## Source passage
============================================================

The Only 4 Things a Vegetable Garden Needs


One of my favorite children's books is "Bear and Bunny Grow Tomatoes." The two characters are friends and neighbors. Bear plants a garden the right way (preparing the soil, getting rid of rocks, weeding, etc.) while Bunny throws seeds in a plot of dirt and then relaxes by the pool for the rest of the summer. At the end, the diligent gardener gets a great harvest and the slack one gets nothing, until Bear gives Bunny his extras. (See also: Gardening Lessons Learned the Hard Way)

I love the book because I so closely identify with Bunny as a gardener. However, as diligent as I tried to be, none of my own gardening efforts ever yielded results. Trying hard didn't appear to be the magic ingredient in a successful garden.

Last year, I decided to make growing a garden a new year's goal. When a Living Social offer on a gardening class popped into my inbox, I quickly signed up. The deal was a four-hour class with the promise that I could learn the basics from a real-life gardener. The instructor overturned conventional wisdom that didn't work in real life. Most importantly, I learned that if you don't have four simple ingredients, nothing else matters. Here are the basics to growing a garden.


Great soil is essential to growing vegetables, fruits, and other plant life. Plants get their nutrients from the soil. So, for plants to thrive, they need soil with great nutrients. The first step is to evaluate your soil and, if needed, take steps to improve its composition.

============================================================

## Data supplied
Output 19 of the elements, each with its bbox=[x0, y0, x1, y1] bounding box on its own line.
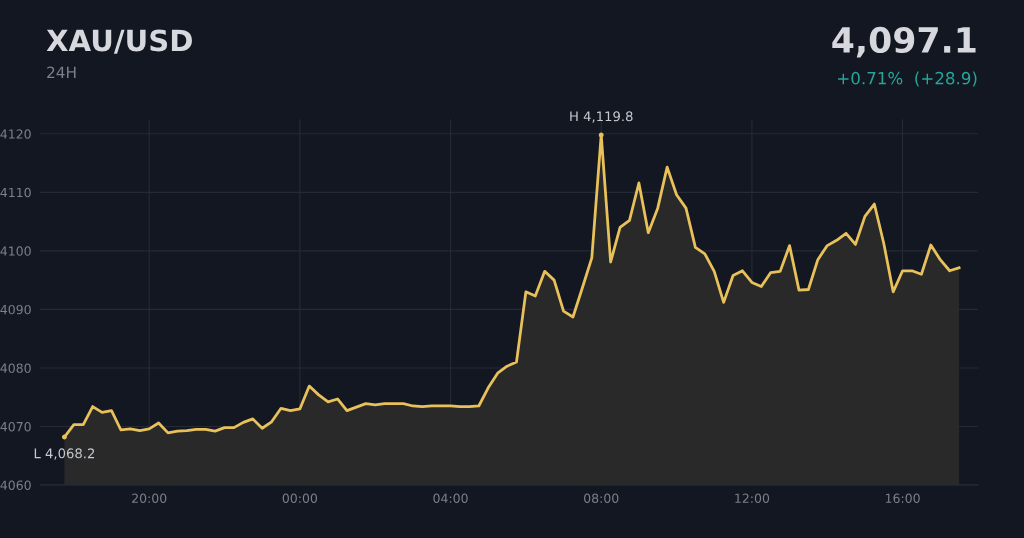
x-tick-label: 16:00 bbox=[885, 493, 920, 504]
x-tick-label: 00:00 bbox=[282, 493, 318, 504]
y-tick-label: 4110 bbox=[0, 187, 31, 198]
chart-subtitle: 24H bbox=[47, 66, 76, 78]
x-tick-label: 08:00 bbox=[584, 493, 619, 504]
y-tick-label: 4090 bbox=[0, 304, 31, 315]
text: +0.71% (+28.9) bbox=[838, 71, 977, 87]
x-tick-label: 12:00 bbox=[735, 493, 770, 504]
y-tick-label: 4120 bbox=[0, 129, 31, 139]
chart-title: XAU/USD bbox=[46, 29, 192, 54]
x-tick-label: 20:00 bbox=[132, 493, 167, 504]
annotation: H 4,119.8 bbox=[570, 111, 633, 123]
annotation: L 4,068.2 bbox=[34, 448, 95, 460]
y-tick-label: 4070 bbox=[0, 421, 31, 432]
y-tick-label: 4060 bbox=[0, 480, 31, 490]
x-tick-label: 04:00 bbox=[433, 493, 468, 504]
text: 4,097.1 bbox=[832, 26, 976, 58]
y-tick-label: 4080 bbox=[0, 363, 31, 373]
y-tick-label: 4100 bbox=[0, 246, 31, 256]
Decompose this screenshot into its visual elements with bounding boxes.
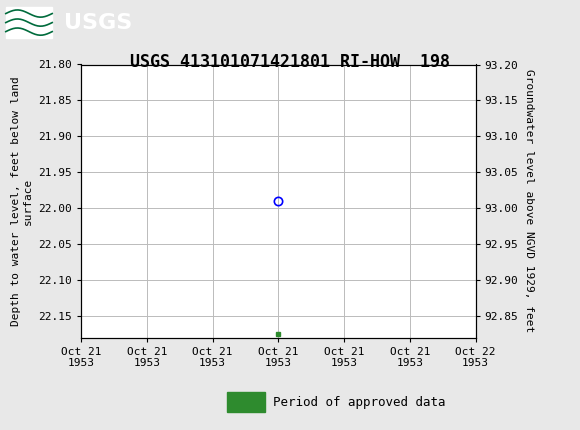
Y-axis label: Depth to water level, feet below land
surface: Depth to water level, feet below land su… — [11, 76, 33, 326]
Y-axis label: Groundwater level above NGVD 1929, feet: Groundwater level above NGVD 1929, feet — [524, 69, 534, 333]
Bar — [6, 7, 52, 38]
Text: USGS 413101071421801 RI-HOW  198: USGS 413101071421801 RI-HOW 198 — [130, 53, 450, 71]
Text: Period of approved data: Period of approved data — [273, 396, 446, 408]
Text: USGS: USGS — [64, 12, 132, 33]
Bar — [227, 392, 265, 412]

============================================================

## Stated task 1
In the gardening article, how long was the class the writer signed up for?
## Stated task 2
Rewrite everything from "I love the book" down to "a successful garden." in the gardening article, putting "careful" in place of "diligent".
## Stated task 3
According to the gardening article, why must soil have great nutrients for plants to thrive?

## Worked solution 1
Four hours.

## Worked solution 2
I love the book because I so closely identify with Bunny as a gardener. However, as careful as I tried to be, none of my own gardening efforts ever yielded results. Trying hard didn't appear to be the magic ingredient in a successful garden.

## Worked solution 3
Plants get their nutrients from the soil. For them to thrive, the soil they grow in must be rich in nutrients.